═══ Data lines ═══

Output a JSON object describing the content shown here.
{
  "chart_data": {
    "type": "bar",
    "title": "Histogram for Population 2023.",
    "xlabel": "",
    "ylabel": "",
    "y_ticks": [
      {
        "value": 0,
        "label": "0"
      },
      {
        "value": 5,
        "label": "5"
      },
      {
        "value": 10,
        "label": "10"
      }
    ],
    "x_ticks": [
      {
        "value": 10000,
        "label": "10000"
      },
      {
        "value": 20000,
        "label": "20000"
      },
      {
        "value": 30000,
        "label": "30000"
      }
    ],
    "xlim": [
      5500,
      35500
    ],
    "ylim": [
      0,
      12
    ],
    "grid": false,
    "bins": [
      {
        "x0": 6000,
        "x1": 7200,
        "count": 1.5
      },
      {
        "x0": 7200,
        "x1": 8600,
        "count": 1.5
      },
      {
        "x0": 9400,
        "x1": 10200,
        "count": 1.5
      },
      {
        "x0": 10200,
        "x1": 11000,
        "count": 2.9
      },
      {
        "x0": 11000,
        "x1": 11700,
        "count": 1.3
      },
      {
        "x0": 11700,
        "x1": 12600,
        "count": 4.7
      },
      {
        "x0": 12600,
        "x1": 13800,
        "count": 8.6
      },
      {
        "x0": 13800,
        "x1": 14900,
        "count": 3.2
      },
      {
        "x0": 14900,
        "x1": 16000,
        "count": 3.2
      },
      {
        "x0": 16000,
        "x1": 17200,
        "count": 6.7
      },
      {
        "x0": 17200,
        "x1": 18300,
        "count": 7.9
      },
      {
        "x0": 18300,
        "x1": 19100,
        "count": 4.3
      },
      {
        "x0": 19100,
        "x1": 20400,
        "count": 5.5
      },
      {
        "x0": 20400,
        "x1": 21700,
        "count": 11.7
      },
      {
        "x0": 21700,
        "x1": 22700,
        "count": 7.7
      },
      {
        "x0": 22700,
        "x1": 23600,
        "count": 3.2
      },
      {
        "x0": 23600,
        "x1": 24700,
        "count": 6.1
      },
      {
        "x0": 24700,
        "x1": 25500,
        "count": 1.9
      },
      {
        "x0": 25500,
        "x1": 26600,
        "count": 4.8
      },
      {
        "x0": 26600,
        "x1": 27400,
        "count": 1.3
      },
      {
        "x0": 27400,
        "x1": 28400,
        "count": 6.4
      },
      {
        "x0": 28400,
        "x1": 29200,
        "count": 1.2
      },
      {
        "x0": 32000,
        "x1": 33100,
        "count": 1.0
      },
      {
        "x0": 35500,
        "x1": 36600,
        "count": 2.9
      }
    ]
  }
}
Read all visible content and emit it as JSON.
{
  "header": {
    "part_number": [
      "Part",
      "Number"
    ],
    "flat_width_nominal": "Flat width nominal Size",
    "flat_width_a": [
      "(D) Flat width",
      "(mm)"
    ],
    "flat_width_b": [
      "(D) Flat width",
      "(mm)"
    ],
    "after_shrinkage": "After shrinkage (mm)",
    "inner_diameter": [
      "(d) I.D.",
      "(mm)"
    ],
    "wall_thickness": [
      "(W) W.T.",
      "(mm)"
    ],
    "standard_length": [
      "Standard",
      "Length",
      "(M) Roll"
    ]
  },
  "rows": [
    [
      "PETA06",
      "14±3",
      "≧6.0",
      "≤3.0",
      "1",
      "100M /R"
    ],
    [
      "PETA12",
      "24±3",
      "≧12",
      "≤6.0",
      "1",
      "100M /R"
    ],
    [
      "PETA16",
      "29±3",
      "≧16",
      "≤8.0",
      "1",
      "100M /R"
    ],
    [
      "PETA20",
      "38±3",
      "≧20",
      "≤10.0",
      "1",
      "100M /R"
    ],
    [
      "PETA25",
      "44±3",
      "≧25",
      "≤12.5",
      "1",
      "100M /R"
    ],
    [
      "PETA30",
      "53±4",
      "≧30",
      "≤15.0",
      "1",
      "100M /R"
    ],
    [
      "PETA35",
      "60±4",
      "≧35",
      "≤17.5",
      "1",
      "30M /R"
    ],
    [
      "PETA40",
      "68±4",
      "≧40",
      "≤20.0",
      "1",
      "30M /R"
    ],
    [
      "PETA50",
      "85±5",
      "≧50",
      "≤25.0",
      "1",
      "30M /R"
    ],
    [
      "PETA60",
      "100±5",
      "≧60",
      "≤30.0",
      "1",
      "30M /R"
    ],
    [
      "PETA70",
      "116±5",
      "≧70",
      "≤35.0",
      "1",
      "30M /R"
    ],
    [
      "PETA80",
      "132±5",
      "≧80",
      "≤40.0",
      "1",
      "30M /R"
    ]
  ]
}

═══

* **Prompt**
Print the entries exactly. Include every one.

* **Result for this task**
Output a JSON object describing the content shown here.
{
  "chart_data": {
    "type": "bar",
    "title": "Histogram for Population 2023.",
    "xlabel": "",
    "ylabel": "",
    "y_ticks": [
      {
        "value": 0,
        "label": "0"
      },
      {
        "value": 5,
        "label": "5"
      },
      {
        "value": 10,
        "label": "10"
      }
    ],
    "x_ticks": [
      {
        "value": 10000,
        "label": "10000"
      },
      {
        "value": 20000,
        "label": "20000"
      },
      {
        "value": 30000,
        "label": "30000"
      }
    ],
    "xlim": [
      5500,
      35500
    ],
    "ylim": [
      0,
      12
    ],
    "grid": false,
    "bins": [
      {
        "x0": 6000,
        "x1": 7200,
        "count": 1.5
      },
      {
        "x0": 7200,
        "x1": 8600,
        "count": 1.5
      },
      {
        "x0": 9400,
        "x1": 10200,
        "count": 1.5
      },
      {
        "x0": 10200,
        "x1": 11000,
        "count": 2.9
      },
      {
        "x0": 11000,
        "x1": 11700,
        "count": 1.3
      },
      {
        "x0": 11700,
        "x1": 12600,
        "count": 4.7
      },
      {
        "x0": 12600,
        "x1": 13800,
        "count": 8.6
      },
      {
        "x0": 13800,
        "x1": 14900,
        "count": 3.2
      },
      {
        "x0": 14900,
        "x1": 16000,
        "count": 3.2
      },
      {
        "x0": 16000,
        "x1": 17200,
        "count": 6.7
      },
      {
        "x0": 17200,
        "x1": 18300,
        "count": 7.9
      },
      {
        "x0": 18300,
        "x1": 19100,
        "count": 4.3
      },
      {
        "x0": 19100,
        "x1": 20400,
        "count": 5.5
      },
      {
        "x0": 20400,
        "x1": 21700,
        "count": 11.7
      },
      {
        "x0": 21700,
        "x1": 22700,
        "count": 7.7
      },
      {
        "x0": 22700,
        "x1": 23600,
        "count": 3.2
      },
      {
        "x0": 23600,
        "x1": 24700,
        "count": 6.1
      },
      {
        "x0": 24700,
        "x1": 25500,
        "count": 1.9
      },
      {
        "x0": 25500,
        "x1": 26600,
        "count": 4.8
      },
      {
        "x0": 26600,
        "x1": 27400,
        "count": 1.3
      },
      {
        "x0": 27400,
        "x1": 28400,
        "count": 6.4
      },
      {
        "x0": 28400,
        "x1": 29200,
        "count": 1.2
      },
      {
        "x0": 32000,
        "x1": 33100,
        "count": 1.0
      },
      {
        "x0": 35500,
        "x1": 36600,
        "count": 2.9
      }
    ]
  }
}
Read all visible content and emit it as JSON.
{
  "header": {
    "part_number": [
      "Part",
      "Number"
    ],
    "flat_width_nominal": "Flat width nominal Size",
    "flat_width_a": [
      "(D) Flat width",
      "(mm)"
    ],
    "flat_width_b": [
      "(D) Flat width",
      "(mm)"
    ],
    "after_shrinkage": "After shrinkage (mm)",
    "inner_diameter": [
      "(d) I.D.",
      "(mm)"
    ],
    "wall_thickness": [
      "(W) W.T.",
      "(mm)"
    ],
    "standard_length": [
      "Standard",
      "Length",
      "(M) Roll"
    ]
  },
  "rows": [
    [
      "PETA06",
      "14±3",
      "≧6.0",
      "≤3.0",
      "1",
      "100M /R"
    ],
    [
      "PETA12",
      "24±3",
      "≧12",
      "≤6.0",
      "1",
      "100M /R"
    ],
    [
      "PETA16",
      "29±3",
      "≧16",
      "≤8.0",
      "1",
      "100M /R"
    ],
    [
      "PETA20",
      "38±3",
      "≧20",
      "≤10.0",
      "1",
      "100M /R"
    ],
    [
      "PETA25",
      "44±3",
      "≧25",
      "≤12.5",
      "1",
      "100M /R"
    ],
    [
      "PETA30",
      "53±4",
      "≧30",
      "≤15.0",
      "1",
      "100M /R"
    ],
    [
      "PETA35",
      "60±4",
      "≧35",
      "≤17.5",
      "1",
      "30M /R"
    ],
    [
      "PETA40",
      "68±4",
      "≧40",
      "≤20.0",
      "1",
      "30M /R"
    ],
    [
      "PETA50",
      "85±5",
      "≧50",
      "≤25.0",
      "1",
      "30M /R"
    ],
    [
      "PETA60",
      "100±5",
      "≧60",
      "≤30.0",
      "1",
      "30M /R"
    ],
    [
      "PETA70",
      "116±5",
      "≧70",
      "≤35.0",
      "1",
      "30M /R"
    ],
    [
      "PETA80",
      "132±5",
      "≧80",
      "≤40.0",
      "1",
      "30M /R"
    ]
  ]
}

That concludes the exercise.